How many lines in these records hold the string "EUの反撃が始まった"? Reply with the number alone.
──────── Supplied data
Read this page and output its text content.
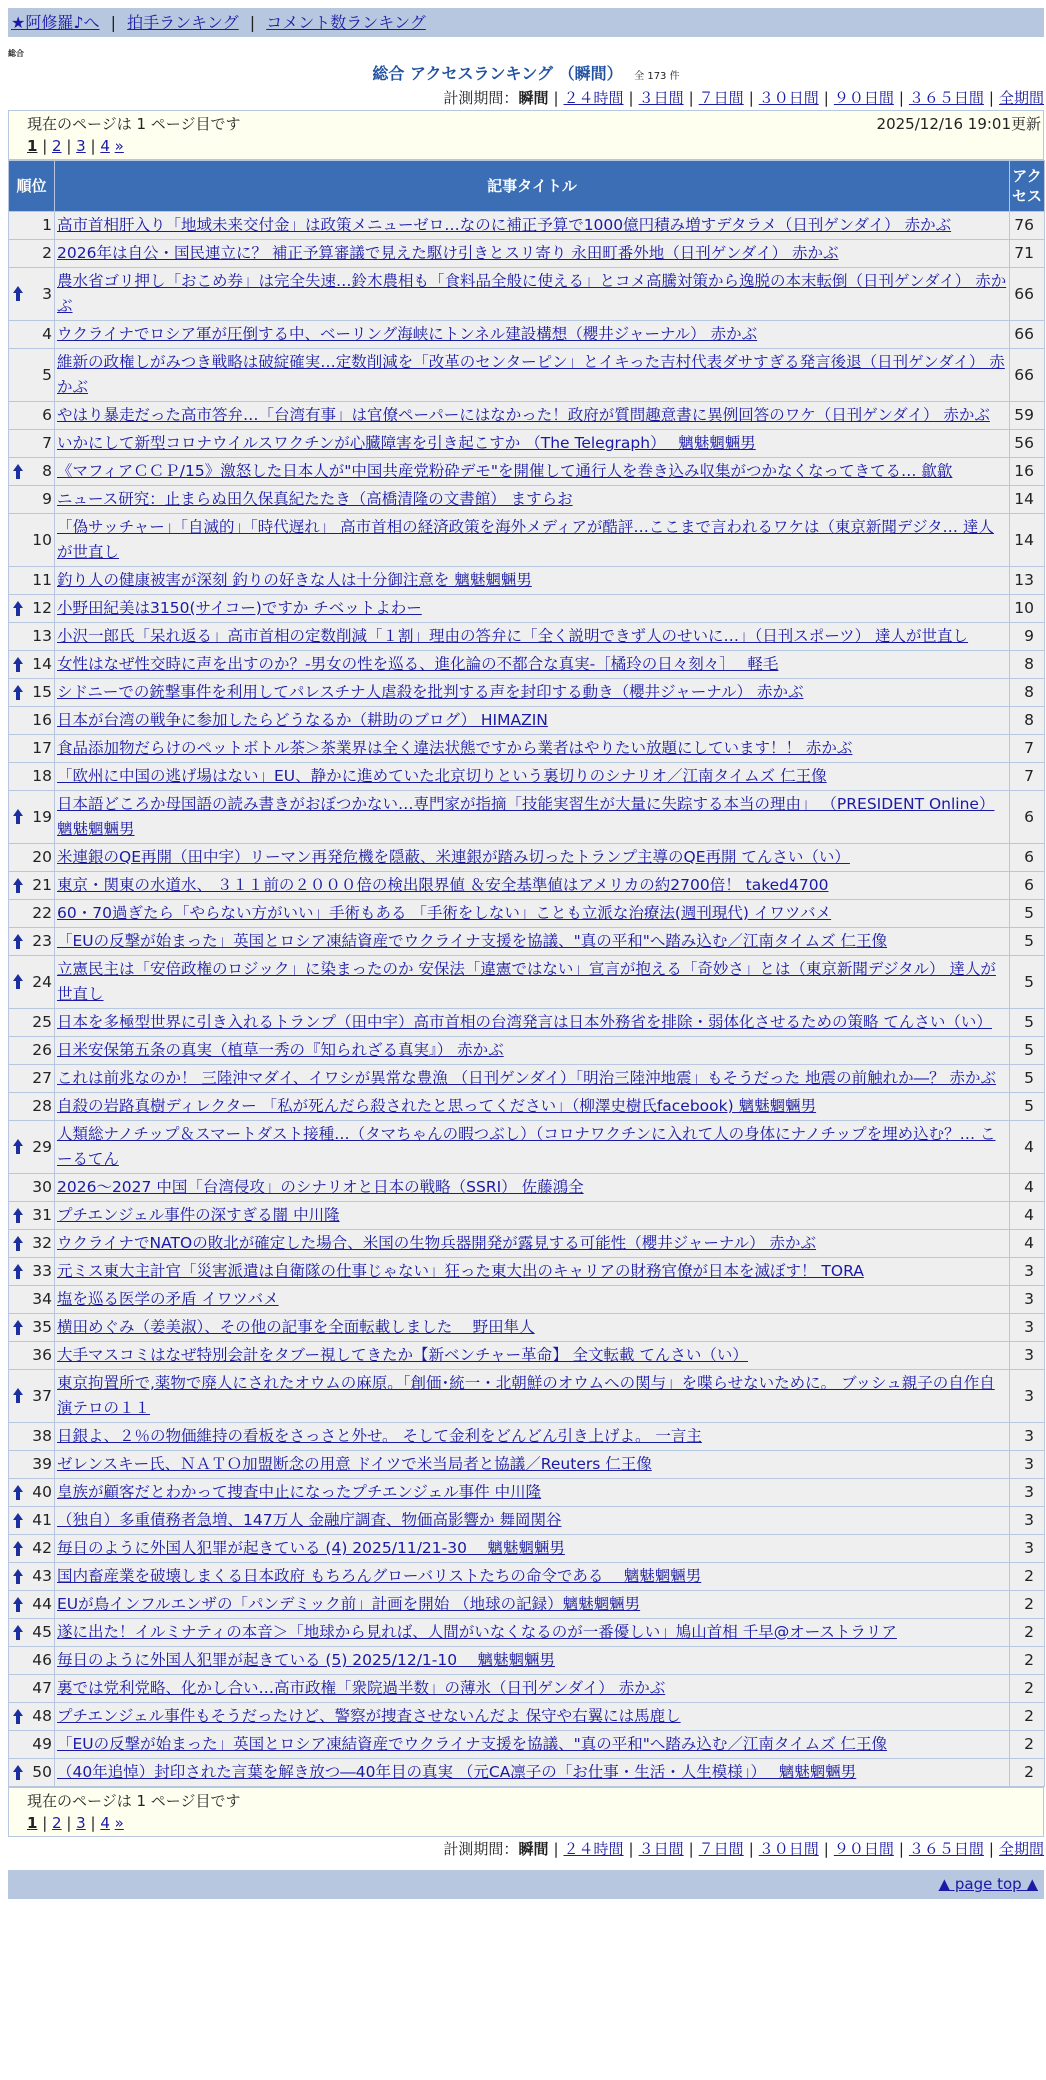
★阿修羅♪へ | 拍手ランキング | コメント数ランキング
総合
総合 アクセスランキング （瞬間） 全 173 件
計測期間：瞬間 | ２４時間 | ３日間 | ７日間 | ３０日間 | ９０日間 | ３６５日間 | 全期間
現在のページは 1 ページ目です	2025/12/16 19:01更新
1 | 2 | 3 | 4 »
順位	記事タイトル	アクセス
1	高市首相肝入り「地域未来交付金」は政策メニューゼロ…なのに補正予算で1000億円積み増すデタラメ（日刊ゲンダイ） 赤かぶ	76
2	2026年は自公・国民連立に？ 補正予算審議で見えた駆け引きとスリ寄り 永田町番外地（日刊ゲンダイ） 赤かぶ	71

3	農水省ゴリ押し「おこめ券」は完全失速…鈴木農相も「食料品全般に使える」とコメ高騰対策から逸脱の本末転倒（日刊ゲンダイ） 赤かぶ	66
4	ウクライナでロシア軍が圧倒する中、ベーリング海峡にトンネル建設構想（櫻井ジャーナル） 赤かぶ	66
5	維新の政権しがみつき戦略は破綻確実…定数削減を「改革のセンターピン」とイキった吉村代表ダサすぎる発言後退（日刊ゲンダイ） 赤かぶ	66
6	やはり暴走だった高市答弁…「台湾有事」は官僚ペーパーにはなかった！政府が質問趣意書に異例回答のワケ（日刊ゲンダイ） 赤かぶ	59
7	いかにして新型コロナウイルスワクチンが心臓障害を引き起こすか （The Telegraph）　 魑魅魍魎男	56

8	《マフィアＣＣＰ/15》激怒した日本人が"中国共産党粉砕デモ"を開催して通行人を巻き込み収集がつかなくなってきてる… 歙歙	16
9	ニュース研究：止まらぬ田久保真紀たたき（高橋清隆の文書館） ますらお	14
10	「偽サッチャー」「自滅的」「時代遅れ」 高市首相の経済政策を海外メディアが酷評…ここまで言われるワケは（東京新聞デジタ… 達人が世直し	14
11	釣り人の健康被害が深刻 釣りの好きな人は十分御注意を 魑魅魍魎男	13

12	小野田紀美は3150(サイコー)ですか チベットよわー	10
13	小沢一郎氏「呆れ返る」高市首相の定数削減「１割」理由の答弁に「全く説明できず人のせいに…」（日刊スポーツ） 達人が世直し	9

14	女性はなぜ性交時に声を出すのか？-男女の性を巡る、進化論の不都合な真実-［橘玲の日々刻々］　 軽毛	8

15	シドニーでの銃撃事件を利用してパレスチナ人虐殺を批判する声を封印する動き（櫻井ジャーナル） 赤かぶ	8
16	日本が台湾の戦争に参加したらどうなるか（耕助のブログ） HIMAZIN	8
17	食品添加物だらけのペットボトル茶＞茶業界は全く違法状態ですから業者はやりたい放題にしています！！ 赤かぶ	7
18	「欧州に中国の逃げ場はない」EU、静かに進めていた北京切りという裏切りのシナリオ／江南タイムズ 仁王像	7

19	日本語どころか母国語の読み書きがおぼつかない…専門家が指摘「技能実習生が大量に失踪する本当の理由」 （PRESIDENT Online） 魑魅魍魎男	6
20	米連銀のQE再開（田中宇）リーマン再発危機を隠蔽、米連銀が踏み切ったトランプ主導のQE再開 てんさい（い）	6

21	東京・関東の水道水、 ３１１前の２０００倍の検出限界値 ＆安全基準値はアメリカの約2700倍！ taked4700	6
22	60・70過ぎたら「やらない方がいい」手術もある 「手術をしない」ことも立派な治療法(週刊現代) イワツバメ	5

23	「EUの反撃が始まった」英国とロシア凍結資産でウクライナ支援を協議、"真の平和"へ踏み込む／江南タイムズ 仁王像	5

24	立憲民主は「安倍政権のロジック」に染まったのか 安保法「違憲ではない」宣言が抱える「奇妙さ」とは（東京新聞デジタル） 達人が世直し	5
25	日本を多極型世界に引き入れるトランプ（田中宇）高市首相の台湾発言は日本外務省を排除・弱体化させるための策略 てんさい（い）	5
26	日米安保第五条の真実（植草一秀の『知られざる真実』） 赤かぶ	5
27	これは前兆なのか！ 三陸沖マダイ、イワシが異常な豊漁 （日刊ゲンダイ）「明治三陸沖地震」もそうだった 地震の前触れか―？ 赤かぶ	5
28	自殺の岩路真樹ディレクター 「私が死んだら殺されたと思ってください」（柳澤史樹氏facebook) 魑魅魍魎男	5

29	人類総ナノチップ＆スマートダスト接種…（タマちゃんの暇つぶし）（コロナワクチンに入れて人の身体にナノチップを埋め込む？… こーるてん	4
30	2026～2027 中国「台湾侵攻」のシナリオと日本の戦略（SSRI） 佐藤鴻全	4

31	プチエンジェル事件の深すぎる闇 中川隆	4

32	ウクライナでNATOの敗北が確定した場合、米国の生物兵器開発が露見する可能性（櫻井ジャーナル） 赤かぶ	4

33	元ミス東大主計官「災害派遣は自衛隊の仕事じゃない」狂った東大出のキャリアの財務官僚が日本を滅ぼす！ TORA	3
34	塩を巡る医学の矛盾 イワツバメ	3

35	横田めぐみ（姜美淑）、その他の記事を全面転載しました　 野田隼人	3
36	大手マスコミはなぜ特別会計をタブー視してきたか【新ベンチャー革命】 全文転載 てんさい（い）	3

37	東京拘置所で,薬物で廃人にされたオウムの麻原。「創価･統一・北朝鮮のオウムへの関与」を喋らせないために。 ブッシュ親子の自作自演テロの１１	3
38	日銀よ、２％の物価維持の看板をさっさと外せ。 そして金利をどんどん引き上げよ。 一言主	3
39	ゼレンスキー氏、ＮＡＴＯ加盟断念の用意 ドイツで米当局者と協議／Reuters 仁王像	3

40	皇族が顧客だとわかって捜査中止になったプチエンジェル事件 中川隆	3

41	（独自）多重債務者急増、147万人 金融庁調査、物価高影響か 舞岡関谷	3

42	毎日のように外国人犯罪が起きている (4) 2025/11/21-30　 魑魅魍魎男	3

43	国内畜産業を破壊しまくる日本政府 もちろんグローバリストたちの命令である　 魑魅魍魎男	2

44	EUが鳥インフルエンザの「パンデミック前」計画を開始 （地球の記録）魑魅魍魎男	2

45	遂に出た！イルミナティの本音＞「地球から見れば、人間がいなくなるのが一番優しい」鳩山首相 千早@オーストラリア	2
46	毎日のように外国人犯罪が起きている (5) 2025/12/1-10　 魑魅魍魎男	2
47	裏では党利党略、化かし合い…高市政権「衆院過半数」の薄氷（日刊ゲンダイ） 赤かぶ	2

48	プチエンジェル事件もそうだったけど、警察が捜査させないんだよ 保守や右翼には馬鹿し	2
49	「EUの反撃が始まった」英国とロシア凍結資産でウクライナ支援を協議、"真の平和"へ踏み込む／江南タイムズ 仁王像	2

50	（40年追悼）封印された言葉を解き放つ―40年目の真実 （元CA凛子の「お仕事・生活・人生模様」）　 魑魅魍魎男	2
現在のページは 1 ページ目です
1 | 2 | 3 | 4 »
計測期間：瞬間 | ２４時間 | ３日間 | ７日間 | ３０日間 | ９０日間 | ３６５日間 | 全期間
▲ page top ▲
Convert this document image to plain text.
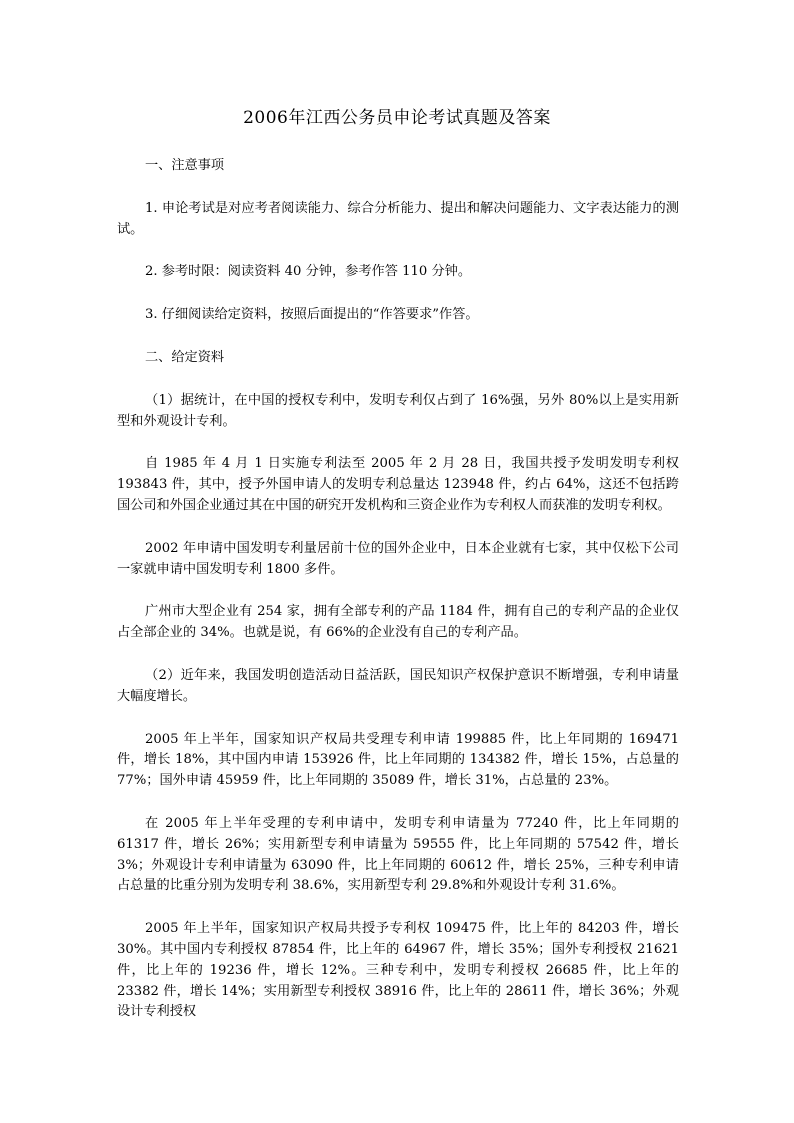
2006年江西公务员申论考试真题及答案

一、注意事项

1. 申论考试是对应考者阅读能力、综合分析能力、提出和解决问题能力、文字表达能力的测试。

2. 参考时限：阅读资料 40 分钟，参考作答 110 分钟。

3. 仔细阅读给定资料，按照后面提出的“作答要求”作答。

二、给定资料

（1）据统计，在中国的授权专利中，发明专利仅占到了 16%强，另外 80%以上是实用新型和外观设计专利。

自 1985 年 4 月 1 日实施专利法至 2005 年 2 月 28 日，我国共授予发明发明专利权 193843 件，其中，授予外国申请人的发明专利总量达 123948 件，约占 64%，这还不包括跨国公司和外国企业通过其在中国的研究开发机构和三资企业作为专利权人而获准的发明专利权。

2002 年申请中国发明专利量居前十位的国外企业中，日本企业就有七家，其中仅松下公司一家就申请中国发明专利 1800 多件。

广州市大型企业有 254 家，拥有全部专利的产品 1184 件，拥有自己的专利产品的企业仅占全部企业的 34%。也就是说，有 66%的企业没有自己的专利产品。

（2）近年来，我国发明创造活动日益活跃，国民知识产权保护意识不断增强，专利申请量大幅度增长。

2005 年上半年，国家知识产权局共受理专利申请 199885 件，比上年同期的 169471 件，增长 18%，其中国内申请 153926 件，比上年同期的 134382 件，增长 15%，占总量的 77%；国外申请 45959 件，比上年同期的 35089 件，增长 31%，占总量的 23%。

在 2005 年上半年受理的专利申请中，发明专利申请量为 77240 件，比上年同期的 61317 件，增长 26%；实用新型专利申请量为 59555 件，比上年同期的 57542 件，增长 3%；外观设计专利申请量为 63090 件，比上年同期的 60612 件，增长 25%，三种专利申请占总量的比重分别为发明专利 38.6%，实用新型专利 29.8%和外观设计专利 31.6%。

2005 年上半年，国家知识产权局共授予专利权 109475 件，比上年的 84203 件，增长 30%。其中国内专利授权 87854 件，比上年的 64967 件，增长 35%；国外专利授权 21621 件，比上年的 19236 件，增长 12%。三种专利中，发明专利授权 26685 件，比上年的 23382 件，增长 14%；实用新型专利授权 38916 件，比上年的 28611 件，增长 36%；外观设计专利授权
────────────────
## Exercise response:
2